WORK TO DO
The entries that follow should be written out exactly.

--- start GIVEN INFORMATION ---

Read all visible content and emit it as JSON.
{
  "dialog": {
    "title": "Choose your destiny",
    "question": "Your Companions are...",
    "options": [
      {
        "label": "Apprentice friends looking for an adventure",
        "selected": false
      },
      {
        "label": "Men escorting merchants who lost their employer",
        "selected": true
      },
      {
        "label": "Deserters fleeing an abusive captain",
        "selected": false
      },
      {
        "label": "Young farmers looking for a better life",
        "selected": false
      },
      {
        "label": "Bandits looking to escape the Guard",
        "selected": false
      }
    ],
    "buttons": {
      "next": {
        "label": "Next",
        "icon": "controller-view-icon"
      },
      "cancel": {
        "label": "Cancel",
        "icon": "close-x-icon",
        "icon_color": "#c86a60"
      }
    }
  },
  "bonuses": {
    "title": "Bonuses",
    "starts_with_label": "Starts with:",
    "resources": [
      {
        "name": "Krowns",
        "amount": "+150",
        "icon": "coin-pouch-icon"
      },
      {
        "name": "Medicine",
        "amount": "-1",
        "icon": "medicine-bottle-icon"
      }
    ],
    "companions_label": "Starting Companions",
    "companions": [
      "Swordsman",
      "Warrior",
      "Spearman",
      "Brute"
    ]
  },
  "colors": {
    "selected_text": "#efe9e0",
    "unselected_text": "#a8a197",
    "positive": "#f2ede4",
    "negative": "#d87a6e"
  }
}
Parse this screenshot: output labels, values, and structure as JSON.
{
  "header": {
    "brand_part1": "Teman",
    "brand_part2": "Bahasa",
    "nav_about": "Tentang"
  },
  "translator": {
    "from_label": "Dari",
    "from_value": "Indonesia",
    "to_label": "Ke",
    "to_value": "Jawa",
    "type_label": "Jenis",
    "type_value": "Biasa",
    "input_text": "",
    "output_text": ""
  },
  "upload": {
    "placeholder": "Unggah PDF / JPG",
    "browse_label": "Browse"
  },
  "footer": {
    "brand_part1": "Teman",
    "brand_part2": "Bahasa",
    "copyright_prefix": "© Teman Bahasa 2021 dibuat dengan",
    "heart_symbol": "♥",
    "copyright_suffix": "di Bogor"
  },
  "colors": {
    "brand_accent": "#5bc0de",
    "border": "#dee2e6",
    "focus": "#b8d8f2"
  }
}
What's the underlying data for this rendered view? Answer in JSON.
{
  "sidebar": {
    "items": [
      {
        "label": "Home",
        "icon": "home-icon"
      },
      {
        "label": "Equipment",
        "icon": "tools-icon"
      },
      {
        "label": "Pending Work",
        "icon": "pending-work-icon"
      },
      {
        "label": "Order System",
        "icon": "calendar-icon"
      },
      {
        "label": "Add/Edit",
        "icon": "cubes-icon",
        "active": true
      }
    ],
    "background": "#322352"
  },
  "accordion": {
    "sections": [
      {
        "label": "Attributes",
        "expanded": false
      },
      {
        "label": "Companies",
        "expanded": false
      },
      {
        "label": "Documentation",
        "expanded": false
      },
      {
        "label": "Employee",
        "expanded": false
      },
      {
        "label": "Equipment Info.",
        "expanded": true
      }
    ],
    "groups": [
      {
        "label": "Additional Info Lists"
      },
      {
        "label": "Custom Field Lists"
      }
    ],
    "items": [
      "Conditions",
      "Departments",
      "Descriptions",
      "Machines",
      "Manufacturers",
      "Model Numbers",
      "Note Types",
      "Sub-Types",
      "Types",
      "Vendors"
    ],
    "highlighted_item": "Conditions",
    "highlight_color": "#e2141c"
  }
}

--- end GIVEN INFORMATION ---

SOLVED EXERCISE
Read all visible content and emit it as JSON.
{
  "dialog": {
    "title": "Choose your destiny",
    "question": "Your Companions are...",
    "options": [
      {
        "label": "Apprentice friends looking for an adventure",
        "selected": false
      },
      {
        "label": "Men escorting merchants who lost their employer",
        "selected": true
      },
      {
        "label": "Deserters fleeing an abusive captain",
        "selected": false
      },
      {
        "label": "Young farmers looking for a better life",
        "selected": false
      },
      {
        "label": "Bandits looking to escape the Guard",
        "selected": false
      }
    ],
    "buttons": {
      "next": {
        "label": "Next",
        "icon": "controller-view-icon"
      },
      "cancel": {
        "label": "Cancel",
        "icon": "close-x-icon",
        "icon_color": "#c86a60"
      }
    }
  },
  "bonuses": {
    "title": "Bonuses",
    "starts_with_label": "Starts with:",
    "resources": [
      {
        "name": "Krowns",
        "amount": "+150",
        "icon": "coin-pouch-icon"
      },
      {
        "name": "Medicine",
        "amount": "-1",
        "icon": "medicine-bottle-icon"
      }
    ],
    "companions_label": "Starting Companions",
    "companions": [
      "Swordsman",
      "Warrior",
      "Spearman",
      "Brute"
    ]
  },
  "colors": {
    "selected_text": "#efe9e0",
    "unselected_text": "#a8a197",
    "positive": "#f2ede4",
    "negative": "#d87a6e"
  }
}
Parse this screenshot: output labels, values, and structure as JSON.
{
  "header": {
    "brand_part1": "Teman",
    "brand_part2": "Bahasa",
    "nav_about": "Tentang"
  },
  "translator": {
    "from_label": "Dari",
    "from_value": "Indonesia",
    "to_label": "Ke",
    "to_value": "Jawa",
    "type_label": "Jenis",
    "type_value": "Biasa",
    "input_text": "",
    "output_text": ""
  },
  "upload": {
    "placeholder": "Unggah PDF / JPG",
    "browse_label": "Browse"
  },
  "footer": {
    "brand_part1": "Teman",
    "brand_part2": "Bahasa",
    "copyright_prefix": "© Teman Bahasa 2021 dibuat dengan",
    "heart_symbol": "♥",
    "copyright_suffix": "di Bogor"
  },
  "colors": {
    "brand_accent": "#5bc0de",
    "border": "#dee2e6",
    "focus": "#b8d8f2"
  }
}
What's the underlying data for this rendered view? Answer in JSON.
{
  "sidebar": {
    "items": [
      {
        "label": "Home",
        "icon": "home-icon"
      },
      {
        "label": "Equipment",
        "icon": "tools-icon"
      },
      {
        "label": "Pending Work",
        "icon": "pending-work-icon"
      },
      {
        "label": "Order System",
        "icon": "calendar-icon"
      },
      {
        "label": "Add/Edit",
        "icon": "cubes-icon",
        "active": true
      }
    ],
    "background": "#322352"
  },
  "accordion": {
    "sections": [
      {
        "label": "Attributes",
        "expanded": false
      },
      {
        "label": "Companies",
        "expanded": false
      },
      {
        "label": "Documentation",
        "expanded": false
      },
      {
        "label": "Employee",
        "expanded": false
      },
      {
        "label": "Equipment Info.",
        "expanded": true
      }
    ],
    "groups": [
      {
        "label": "Additional Info Lists"
      },
      {
        "label": "Custom Field Lists"
      }
    ],
    "items": [
      "Conditions",
      "Departments",
      "Descriptions",
      "Machines",
      "Manufacturers",
      "Model Numbers",
      "Note Types",
      "Sub-Types",
      "Types",
      "Vendors"
    ],
    "highlighted_item": "Conditions",
    "highlight_color": "#e2141c"
  }
}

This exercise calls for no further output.